The entries below contain pictures. Retype everything except those pictures, exactly as given.

** begin Task material **

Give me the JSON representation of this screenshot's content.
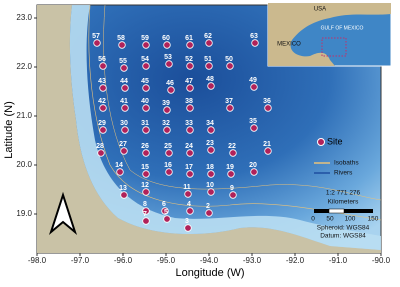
{
  "axes": {
    "x_label": "Longitude (W)",
    "y_label": "Latitude (N)",
    "x_ticks": [
      "-98.0",
      "-97.0",
      "-96.0",
      "-95.0",
      "-94.0",
      "-93.0",
      "-92.0",
      "-91.0",
      "-90.0"
    ],
    "y_ticks": [
      "23.0",
      "22.0",
      "21.0",
      "20.0",
      "19.0"
    ]
  },
  "sites": [
    "57",
    "58",
    "59",
    "60",
    "61",
    "62",
    "63",
    "56",
    "55",
    "54",
    "53",
    "52",
    "51",
    "50",
    "43",
    "44",
    "45",
    "46",
    "47",
    "48",
    "49",
    "42",
    "41",
    "40",
    "39",
    "38",
    "37",
    "36",
    "29",
    "30",
    "31",
    "32",
    "33",
    "34",
    "35",
    "28",
    "27",
    "26",
    "25",
    "24",
    "23",
    "22",
    "21",
    "14",
    "15",
    "16",
    "17",
    "18",
    "19",
    "20",
    "13",
    "12",
    "11",
    "10",
    "9",
    "8",
    "6",
    "4",
    "2",
    "7",
    "5",
    "3"
  ],
  "legend": {
    "site": "Site",
    "isobaths": "Isobaths",
    "rivers": "Rivers"
  },
  "scale": {
    "ratio": "1:2 771 276",
    "unit": "Kilometers",
    "ticks": [
      "0",
      "50",
      "100",
      "150"
    ],
    "spheroid": "Spheroid: WGS84",
    "datum": "Datum: WGS84"
  },
  "inset": {
    "usa": "USA",
    "mexico": "MEXICO",
    "gulf": "GULF OF MEXICO"
  }
}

** end Task material **

Result of the exercise:
Give me the JSON representation of this screenshot's content.
{
  "axes": {
    "x_label": "Longitude (W)",
    "y_label": "Latitude (N)",
    "x_ticks": [
      "-98.0",
      "-97.0",
      "-96.0",
      "-95.0",
      "-94.0",
      "-93.0",
      "-92.0",
      "-91.0",
      "-90.0"
    ],
    "y_ticks": [
      "23.0",
      "22.0",
      "21.0",
      "20.0",
      "19.0"
    ]
  },
  "sites": [
    "57",
    "58",
    "59",
    "60",
    "61",
    "62",
    "63",
    "56",
    "55",
    "54",
    "53",
    "52",
    "51",
    "50",
    "43",
    "44",
    "45",
    "46",
    "47",
    "48",
    "49",
    "42",
    "41",
    "40",
    "39",
    "38",
    "37",
    "36",
    "29",
    "30",
    "31",
    "32",
    "33",
    "34",
    "35",
    "28",
    "27",
    "26",
    "25",
    "24",
    "23",
    "22",
    "21",
    "14",
    "15",
    "16",
    "17",
    "18",
    "19",
    "20",
    "13",
    "12",
    "11",
    "10",
    "9",
    "8",
    "6",
    "4",
    "2",
    "7",
    "5",
    "3"
  ],
  "legend": {
    "site": "Site",
    "isobaths": "Isobaths",
    "rivers": "Rivers"
  },
  "scale": {
    "ratio": "1:2 771 276",
    "unit": "Kilometers",
    "ticks": [
      "0",
      "50",
      "100",
      "150"
    ],
    "spheroid": "Spheroid: WGS84",
    "datum": "Datum: WGS84"
  },
  "inset": {
    "usa": "USA",
    "mexico": "MEXICO",
    "gulf": "GULF OF MEXICO"
  }
}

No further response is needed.